--- Start of Input data ---
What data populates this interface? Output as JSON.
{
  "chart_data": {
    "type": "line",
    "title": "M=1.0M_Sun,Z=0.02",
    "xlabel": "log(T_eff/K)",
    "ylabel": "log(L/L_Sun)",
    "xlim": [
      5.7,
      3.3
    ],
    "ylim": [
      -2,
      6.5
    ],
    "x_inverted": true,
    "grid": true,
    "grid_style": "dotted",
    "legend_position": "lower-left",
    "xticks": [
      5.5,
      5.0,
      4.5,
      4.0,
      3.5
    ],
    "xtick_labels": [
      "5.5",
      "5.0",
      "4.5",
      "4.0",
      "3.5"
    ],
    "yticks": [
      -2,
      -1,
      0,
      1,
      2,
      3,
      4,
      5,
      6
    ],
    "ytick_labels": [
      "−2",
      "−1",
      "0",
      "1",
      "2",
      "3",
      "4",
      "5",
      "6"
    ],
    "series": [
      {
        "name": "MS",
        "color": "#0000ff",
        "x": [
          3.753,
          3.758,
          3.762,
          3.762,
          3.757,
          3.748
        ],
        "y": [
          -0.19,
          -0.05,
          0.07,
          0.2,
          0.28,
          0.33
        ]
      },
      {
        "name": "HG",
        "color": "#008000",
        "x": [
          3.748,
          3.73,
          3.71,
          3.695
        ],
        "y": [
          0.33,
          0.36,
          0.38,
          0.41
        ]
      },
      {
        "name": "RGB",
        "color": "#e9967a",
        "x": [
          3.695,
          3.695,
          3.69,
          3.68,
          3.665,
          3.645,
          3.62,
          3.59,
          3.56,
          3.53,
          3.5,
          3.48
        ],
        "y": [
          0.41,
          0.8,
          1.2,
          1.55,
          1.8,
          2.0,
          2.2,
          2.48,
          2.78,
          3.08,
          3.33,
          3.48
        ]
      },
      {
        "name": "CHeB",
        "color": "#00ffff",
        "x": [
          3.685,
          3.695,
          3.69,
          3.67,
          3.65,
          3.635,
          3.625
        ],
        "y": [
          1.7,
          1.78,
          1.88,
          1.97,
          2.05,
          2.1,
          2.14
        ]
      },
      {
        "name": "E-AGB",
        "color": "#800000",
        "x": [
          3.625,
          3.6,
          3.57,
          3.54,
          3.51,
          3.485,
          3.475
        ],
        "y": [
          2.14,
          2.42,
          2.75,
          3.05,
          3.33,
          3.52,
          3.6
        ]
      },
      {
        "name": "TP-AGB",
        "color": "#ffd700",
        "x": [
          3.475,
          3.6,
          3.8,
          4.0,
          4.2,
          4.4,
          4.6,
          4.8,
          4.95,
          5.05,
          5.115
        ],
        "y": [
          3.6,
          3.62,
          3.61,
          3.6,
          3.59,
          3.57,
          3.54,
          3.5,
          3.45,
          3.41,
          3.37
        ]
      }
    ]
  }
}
--- End of Input data ---
Task goal
Write out every line of the material again, exactly as it reads.

Complete answer
What data populates this interface? Output as JSON.
{
  "chart_data": {
    "type": "line",
    "title": "M=1.0M_Sun,Z=0.02",
    "xlabel": "log(T_eff/K)",
    "ylabel": "log(L/L_Sun)",
    "xlim": [
      5.7,
      3.3
    ],
    "ylim": [
      -2,
      6.5
    ],
    "x_inverted": true,
    "grid": true,
    "grid_style": "dotted",
    "legend_position": "lower-left",
    "xticks": [
      5.5,
      5.0,
      4.5,
      4.0,
      3.5
    ],
    "xtick_labels": [
      "5.5",
      "5.0",
      "4.5",
      "4.0",
      "3.5"
    ],
    "yticks": [
      -2,
      -1,
      0,
      1,
      2,
      3,
      4,
      5,
      6
    ],
    "ytick_labels": [
      "−2",
      "−1",
      "0",
      "1",
      "2",
      "3",
      "4",
      "5",
      "6"
    ],
    "series": [
      {
        "name": "MS",
        "color": "#0000ff",
        "x": [
          3.753,
          3.758,
          3.762,
          3.762,
          3.757,
          3.748
        ],
        "y": [
          -0.19,
          -0.05,
          0.07,
          0.2,
          0.28,
          0.33
        ]
      },
      {
        "name": "HG",
        "color": "#008000",
        "x": [
          3.748,
          3.73,
          3.71,
          3.695
        ],
        "y": [
          0.33,
          0.36,
          0.38,
          0.41
        ]
      },
      {
        "name": "RGB",
        "color": "#e9967a",
        "x": [
          3.695,
          3.695,
          3.69,
          3.68,
          3.665,
          3.645,
          3.62,
          3.59,
          3.56,
          3.53,
          3.5,
          3.48
        ],
        "y": [
          0.41,
          0.8,
          1.2,
          1.55,
          1.8,
          2.0,
          2.2,
          2.48,
          2.78,
          3.08,
          3.33,
          3.48
        ]
      },
      {
        "name": "CHeB",
        "color": "#00ffff",
        "x": [
          3.685,
          3.695,
          3.69,
          3.67,
          3.65,
          3.635,
          3.625
        ],
        "y": [
          1.7,
          1.78,
          1.88,
          1.97,
          2.05,
          2.1,
          2.14
        ]
      },
      {
        "name": "E-AGB",
        "color": "#800000",
        "x": [
          3.625,
          3.6,
          3.57,
          3.54,
          3.51,
          3.485,
          3.475
        ],
        "y": [
          2.14,
          2.42,
          2.75,
          3.05,
          3.33,
          3.52,
          3.6
        ]
      },
      {
        "name": "TP-AGB",
        "color": "#ffd700",
        "x": [
          3.475,
          3.6,
          3.8,
          4.0,
          4.2,
          4.4,
          4.6,
          4.8,
          4.95,
          5.05,
          5.115
        ],
        "y": [
          3.6,
          3.62,
          3.61,
          3.6,
          3.59,
          3.57,
          3.54,
          3.5,
          3.45,
          3.41,
          3.37
        ]
      }
    ]
  }
}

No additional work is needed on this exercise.